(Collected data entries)
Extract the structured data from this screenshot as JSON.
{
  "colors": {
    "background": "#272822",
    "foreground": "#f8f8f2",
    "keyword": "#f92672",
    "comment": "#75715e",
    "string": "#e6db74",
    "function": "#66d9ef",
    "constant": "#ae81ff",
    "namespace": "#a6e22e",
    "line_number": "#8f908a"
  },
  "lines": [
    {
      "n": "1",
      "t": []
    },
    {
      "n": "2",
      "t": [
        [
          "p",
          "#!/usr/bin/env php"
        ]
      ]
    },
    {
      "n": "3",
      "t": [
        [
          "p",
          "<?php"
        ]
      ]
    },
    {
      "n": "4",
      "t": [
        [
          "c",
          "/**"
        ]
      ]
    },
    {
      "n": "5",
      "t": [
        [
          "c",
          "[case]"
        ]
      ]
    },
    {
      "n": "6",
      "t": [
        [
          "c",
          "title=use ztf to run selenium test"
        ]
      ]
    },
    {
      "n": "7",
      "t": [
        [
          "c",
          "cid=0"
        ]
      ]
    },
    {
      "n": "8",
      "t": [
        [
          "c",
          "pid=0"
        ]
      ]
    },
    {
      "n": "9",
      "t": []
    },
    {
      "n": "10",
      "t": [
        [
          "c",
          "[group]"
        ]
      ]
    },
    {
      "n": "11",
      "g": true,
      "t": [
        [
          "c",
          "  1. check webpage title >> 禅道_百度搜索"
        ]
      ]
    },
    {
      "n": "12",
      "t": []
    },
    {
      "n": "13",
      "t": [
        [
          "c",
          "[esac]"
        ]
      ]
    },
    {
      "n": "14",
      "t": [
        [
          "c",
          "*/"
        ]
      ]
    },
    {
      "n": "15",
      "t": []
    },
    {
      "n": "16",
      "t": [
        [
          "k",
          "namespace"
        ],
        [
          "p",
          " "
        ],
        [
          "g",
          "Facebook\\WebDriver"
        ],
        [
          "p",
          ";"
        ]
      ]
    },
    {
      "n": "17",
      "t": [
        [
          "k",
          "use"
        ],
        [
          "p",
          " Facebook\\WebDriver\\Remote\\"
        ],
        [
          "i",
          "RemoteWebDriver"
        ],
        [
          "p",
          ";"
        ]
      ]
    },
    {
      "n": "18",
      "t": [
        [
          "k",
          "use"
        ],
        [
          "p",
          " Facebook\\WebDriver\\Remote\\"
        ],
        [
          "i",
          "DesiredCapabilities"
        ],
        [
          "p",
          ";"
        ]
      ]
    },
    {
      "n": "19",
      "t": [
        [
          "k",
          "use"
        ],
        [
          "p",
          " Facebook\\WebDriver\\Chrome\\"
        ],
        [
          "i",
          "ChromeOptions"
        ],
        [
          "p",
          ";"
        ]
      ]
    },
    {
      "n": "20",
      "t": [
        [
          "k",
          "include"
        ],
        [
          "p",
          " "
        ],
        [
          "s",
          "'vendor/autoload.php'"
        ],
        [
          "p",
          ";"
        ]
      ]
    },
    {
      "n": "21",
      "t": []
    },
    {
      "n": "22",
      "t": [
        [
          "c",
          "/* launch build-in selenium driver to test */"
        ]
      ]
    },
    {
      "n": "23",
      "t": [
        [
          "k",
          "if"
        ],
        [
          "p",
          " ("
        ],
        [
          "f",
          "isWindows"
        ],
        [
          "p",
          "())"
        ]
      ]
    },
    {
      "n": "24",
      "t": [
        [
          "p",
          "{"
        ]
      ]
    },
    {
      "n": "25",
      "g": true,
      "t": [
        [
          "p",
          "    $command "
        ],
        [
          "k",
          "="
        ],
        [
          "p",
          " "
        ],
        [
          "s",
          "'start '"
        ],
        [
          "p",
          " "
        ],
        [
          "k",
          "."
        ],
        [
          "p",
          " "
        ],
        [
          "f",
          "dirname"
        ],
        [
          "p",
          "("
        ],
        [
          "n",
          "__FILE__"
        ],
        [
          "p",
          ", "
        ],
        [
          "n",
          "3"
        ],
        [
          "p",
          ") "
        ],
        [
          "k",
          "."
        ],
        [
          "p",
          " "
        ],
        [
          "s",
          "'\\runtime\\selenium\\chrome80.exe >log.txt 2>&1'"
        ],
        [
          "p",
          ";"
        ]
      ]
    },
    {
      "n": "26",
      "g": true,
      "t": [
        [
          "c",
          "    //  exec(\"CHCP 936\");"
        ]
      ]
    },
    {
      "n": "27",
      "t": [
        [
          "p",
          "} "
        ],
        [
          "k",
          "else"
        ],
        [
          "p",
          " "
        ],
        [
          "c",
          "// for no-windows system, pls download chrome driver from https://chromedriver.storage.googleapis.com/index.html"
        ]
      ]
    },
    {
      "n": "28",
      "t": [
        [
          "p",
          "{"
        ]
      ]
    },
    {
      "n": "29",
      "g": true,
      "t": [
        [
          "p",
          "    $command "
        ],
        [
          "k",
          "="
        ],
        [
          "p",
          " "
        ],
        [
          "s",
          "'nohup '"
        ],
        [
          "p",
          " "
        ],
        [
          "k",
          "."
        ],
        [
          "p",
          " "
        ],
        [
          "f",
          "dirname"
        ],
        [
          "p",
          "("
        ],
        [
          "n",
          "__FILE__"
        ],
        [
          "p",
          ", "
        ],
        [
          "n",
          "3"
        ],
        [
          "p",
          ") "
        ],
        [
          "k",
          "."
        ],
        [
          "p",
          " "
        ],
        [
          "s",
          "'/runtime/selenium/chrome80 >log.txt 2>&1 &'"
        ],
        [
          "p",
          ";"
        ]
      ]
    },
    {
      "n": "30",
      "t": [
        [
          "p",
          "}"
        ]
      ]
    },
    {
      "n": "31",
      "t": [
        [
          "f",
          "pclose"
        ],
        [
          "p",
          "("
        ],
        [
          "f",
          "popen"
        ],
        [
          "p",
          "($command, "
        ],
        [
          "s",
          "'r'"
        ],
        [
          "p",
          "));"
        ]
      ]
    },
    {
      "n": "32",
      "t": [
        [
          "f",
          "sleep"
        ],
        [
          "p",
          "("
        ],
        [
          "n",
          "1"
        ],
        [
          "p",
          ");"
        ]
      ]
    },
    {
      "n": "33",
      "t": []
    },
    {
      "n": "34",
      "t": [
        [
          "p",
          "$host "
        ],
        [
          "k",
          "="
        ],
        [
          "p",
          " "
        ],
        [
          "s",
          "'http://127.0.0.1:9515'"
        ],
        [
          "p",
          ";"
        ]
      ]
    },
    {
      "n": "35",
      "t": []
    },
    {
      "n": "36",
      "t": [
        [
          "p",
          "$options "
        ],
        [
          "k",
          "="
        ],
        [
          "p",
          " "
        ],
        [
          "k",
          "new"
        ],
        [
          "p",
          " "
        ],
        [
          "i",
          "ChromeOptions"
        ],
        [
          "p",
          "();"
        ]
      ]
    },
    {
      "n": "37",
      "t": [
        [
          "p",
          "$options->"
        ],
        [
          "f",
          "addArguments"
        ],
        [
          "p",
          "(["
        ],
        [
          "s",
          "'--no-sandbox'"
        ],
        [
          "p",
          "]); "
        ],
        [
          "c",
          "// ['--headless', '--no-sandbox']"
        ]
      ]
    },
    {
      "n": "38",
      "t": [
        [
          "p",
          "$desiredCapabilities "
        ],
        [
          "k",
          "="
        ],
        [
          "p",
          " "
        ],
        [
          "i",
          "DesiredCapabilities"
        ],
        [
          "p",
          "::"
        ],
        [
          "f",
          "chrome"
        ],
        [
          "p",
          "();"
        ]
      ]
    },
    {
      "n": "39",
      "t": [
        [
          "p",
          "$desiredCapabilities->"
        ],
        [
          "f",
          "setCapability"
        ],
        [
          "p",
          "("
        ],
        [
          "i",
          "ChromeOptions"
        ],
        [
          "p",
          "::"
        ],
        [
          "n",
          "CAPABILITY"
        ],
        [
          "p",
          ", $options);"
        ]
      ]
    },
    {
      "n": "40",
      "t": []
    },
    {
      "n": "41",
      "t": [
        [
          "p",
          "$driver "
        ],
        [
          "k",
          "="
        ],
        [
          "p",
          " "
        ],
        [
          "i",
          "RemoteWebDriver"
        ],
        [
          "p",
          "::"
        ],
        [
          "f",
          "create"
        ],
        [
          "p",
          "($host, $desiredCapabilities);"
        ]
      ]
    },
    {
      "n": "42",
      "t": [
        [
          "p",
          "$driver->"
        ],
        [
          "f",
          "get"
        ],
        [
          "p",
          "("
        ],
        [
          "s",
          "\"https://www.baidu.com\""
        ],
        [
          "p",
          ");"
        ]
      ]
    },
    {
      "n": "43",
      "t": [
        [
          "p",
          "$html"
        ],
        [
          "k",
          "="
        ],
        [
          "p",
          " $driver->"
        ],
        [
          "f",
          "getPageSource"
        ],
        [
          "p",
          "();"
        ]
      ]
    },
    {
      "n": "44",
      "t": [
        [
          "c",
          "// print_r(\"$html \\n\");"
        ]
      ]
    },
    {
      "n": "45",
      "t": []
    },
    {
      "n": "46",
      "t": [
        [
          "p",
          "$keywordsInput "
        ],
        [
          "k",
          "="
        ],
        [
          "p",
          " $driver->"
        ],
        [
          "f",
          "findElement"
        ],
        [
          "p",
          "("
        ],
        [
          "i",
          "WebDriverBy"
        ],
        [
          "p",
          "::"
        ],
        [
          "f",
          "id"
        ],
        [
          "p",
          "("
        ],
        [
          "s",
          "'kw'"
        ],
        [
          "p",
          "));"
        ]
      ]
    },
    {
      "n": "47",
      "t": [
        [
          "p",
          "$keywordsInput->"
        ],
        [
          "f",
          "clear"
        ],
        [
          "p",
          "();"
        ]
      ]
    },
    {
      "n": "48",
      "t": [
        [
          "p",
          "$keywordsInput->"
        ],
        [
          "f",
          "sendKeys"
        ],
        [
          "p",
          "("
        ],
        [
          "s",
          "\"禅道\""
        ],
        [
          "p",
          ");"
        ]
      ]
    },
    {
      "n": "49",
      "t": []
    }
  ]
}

▶ _Exercise_
Find how many lines in the listing contain the word "test" and give that count alone.

▶ _Written response_
2